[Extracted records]
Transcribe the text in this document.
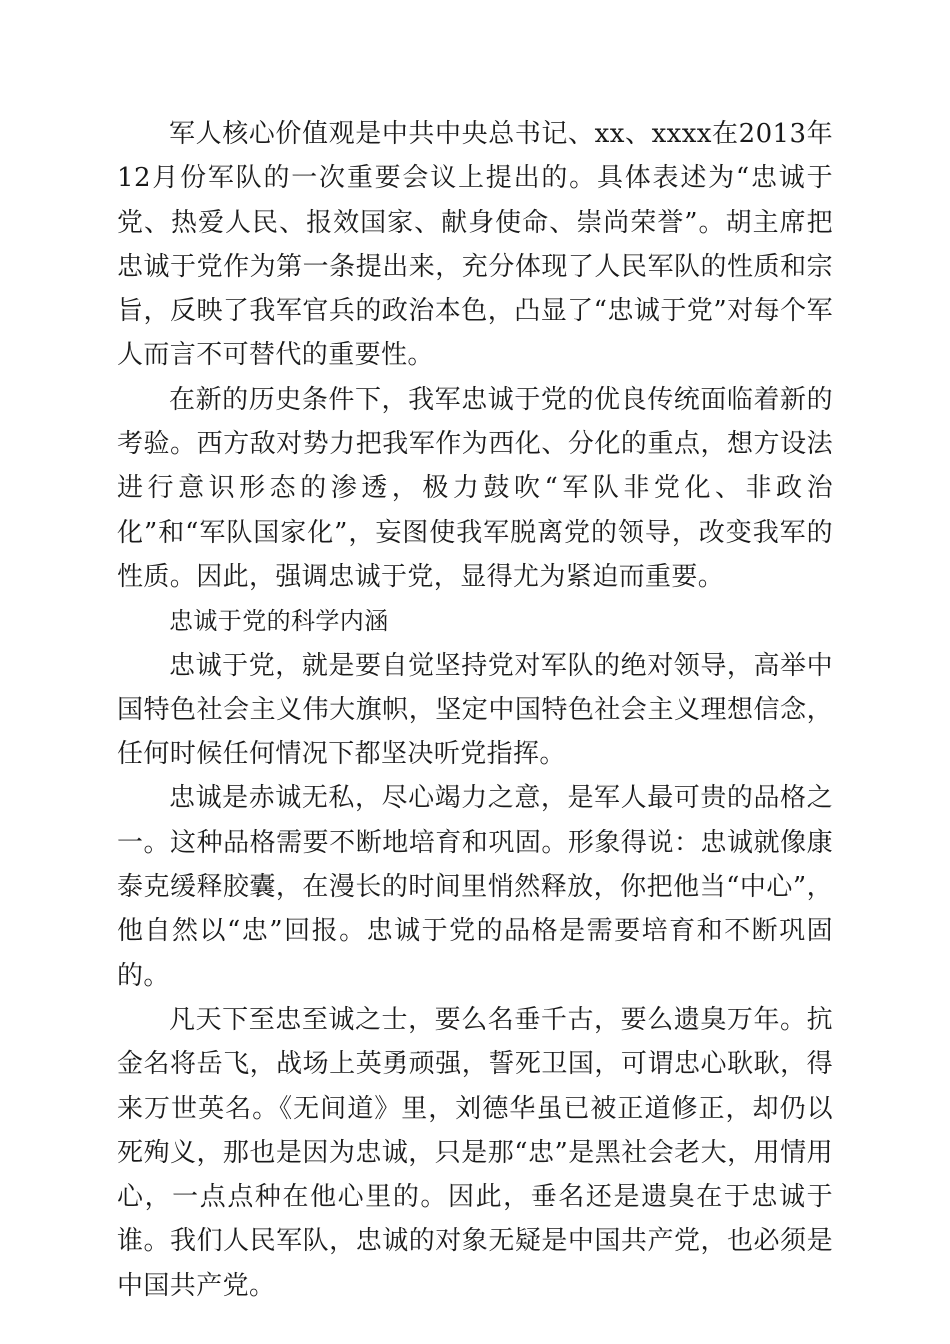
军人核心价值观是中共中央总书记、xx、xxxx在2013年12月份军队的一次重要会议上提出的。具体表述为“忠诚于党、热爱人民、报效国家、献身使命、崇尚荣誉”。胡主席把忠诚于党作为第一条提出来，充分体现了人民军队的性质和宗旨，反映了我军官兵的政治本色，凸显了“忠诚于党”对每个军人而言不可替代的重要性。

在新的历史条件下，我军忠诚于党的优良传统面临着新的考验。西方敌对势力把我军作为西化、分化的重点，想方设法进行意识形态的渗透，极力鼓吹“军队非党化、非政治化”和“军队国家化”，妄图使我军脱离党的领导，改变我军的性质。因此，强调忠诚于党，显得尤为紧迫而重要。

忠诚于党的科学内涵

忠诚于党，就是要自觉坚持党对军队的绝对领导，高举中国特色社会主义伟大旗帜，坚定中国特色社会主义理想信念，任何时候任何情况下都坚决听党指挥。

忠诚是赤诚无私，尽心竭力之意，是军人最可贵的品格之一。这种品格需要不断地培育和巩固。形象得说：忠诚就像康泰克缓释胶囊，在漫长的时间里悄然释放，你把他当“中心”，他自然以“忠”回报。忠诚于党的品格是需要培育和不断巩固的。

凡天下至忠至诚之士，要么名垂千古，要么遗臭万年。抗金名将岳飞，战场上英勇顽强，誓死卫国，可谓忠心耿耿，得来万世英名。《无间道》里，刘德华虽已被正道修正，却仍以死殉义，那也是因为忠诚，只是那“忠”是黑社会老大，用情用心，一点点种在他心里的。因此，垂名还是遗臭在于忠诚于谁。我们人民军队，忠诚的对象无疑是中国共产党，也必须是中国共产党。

Work to do —
Copy out all the data without changing anything, and drop the pictures.

Full answer —
Transcribe the text in this document.
军人核心价值观是中共中央总书记、xx、xxxx在2013年12月份军队的一次重要会议上提出的。具体表述为“忠诚于党、热爱人民、报效国家、献身使命、崇尚荣誉”。胡主席把忠诚于党作为第一条提出来，充分体现了人民军队的性质和宗旨，反映了我军官兵的政治本色，凸显了“忠诚于党”对每个军人而言不可替代的重要性。

在新的历史条件下，我军忠诚于党的优良传统面临着新的考验。西方敌对势力把我军作为西化、分化的重点，想方设法进行意识形态的渗透，极力鼓吹“军队非党化、非政治化”和“军队国家化”，妄图使我军脱离党的领导，改变我军的性质。因此，强调忠诚于党，显得尤为紧迫而重要。

忠诚于党的科学内涵

忠诚于党，就是要自觉坚持党对军队的绝对领导，高举中国特色社会主义伟大旗帜，坚定中国特色社会主义理想信念，任何时候任何情况下都坚决听党指挥。

忠诚是赤诚无私，尽心竭力之意，是军人最可贵的品格之一。这种品格需要不断地培育和巩固。形象得说：忠诚就像康泰克缓释胶囊，在漫长的时间里悄然释放，你把他当“中心”，他自然以“忠”回报。忠诚于党的品格是需要培育和不断巩固的。

凡天下至忠至诚之士，要么名垂千古，要么遗臭万年。抗金名将岳飞，战场上英勇顽强，誓死卫国，可谓忠心耿耿，得来万世英名。《无间道》里，刘德华虽已被正道修正，却仍以死殉义，那也是因为忠诚，只是那“忠”是黑社会老大，用情用心，一点点种在他心里的。因此，垂名还是遗臭在于忠诚于谁。我们人民军队，忠诚的对象无疑是中国共产党，也必须是中国共产党。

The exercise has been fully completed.